Exercise goal:
Show only lines that include "through".
Recorded data start
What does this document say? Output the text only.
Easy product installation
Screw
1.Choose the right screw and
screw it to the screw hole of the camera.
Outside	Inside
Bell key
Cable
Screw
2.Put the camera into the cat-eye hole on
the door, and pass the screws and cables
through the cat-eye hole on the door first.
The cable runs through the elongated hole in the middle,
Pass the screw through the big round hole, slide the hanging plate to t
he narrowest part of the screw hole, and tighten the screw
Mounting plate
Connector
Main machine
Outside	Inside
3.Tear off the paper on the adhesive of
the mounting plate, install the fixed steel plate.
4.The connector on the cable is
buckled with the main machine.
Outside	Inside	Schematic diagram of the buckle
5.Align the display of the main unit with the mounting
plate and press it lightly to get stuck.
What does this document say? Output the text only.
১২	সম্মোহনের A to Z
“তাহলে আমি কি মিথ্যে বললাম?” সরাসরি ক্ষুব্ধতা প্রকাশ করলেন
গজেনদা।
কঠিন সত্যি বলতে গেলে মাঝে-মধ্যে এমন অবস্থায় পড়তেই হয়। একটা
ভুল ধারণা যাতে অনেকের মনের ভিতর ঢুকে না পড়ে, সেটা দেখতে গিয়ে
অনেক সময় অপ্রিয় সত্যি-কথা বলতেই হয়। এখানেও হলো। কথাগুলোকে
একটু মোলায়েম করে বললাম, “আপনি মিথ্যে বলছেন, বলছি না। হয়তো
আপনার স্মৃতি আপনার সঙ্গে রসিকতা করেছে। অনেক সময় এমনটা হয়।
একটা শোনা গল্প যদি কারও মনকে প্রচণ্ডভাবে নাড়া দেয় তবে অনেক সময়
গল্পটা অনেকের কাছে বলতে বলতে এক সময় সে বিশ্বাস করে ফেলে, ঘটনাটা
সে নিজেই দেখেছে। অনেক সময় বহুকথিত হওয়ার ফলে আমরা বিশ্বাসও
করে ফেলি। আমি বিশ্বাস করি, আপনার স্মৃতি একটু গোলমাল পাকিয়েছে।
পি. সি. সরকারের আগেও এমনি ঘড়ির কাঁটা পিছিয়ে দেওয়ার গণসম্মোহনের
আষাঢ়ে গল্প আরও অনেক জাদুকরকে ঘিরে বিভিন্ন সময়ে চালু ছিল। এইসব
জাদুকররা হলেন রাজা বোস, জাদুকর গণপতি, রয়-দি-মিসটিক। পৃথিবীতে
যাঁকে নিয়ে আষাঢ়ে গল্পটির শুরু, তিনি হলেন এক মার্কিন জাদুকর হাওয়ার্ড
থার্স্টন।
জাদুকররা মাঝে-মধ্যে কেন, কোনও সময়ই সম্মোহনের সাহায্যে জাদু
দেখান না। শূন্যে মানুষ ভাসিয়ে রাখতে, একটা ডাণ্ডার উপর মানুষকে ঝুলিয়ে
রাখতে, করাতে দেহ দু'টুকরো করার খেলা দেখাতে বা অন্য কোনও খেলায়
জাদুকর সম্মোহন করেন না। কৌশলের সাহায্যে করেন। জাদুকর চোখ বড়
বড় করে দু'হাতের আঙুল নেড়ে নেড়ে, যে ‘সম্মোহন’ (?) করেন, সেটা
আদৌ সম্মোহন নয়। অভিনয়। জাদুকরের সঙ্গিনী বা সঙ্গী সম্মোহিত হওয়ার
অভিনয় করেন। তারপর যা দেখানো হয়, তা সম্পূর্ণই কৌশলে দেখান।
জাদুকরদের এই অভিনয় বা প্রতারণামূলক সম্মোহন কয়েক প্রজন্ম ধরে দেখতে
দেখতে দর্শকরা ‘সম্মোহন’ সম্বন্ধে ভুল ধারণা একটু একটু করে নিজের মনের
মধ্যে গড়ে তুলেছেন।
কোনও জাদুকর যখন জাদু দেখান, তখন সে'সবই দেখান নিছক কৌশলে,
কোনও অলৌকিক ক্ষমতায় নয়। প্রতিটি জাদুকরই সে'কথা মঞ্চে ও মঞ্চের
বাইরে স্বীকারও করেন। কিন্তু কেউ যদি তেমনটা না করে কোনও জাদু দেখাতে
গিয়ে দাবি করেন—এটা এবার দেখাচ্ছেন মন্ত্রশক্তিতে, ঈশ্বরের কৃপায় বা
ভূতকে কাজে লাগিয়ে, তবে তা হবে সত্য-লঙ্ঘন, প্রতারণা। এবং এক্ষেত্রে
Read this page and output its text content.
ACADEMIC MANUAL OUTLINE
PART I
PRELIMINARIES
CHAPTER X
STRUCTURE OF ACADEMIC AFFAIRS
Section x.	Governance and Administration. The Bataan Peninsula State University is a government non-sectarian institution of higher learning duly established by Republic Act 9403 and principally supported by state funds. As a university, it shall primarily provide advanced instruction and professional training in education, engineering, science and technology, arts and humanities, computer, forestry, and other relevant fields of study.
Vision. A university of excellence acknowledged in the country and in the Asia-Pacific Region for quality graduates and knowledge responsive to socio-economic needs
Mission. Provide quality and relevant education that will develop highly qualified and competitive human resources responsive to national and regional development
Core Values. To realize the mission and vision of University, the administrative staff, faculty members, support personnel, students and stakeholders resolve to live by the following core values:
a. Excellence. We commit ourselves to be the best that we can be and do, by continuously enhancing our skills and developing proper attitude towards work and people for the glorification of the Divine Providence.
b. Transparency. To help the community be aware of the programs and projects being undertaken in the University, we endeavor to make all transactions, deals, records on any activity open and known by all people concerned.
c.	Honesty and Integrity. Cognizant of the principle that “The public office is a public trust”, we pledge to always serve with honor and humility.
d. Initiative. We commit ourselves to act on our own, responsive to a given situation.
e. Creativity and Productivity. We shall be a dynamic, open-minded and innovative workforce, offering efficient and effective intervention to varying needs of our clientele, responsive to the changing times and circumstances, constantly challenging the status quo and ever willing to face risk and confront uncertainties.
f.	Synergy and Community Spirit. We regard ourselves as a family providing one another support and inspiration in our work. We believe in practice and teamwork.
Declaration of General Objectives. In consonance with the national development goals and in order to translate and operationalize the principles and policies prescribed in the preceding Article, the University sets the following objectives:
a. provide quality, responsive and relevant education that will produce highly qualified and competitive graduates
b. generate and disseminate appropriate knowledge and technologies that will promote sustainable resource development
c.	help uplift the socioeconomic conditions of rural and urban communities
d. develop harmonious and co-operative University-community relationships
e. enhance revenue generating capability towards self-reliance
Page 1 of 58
Recorded data end
Task solution:
through the cat-eye hole on the door first.
The cable runs through the elongated hole in the middle,
Pass the screw through the big round hole, slide the hanging plate to t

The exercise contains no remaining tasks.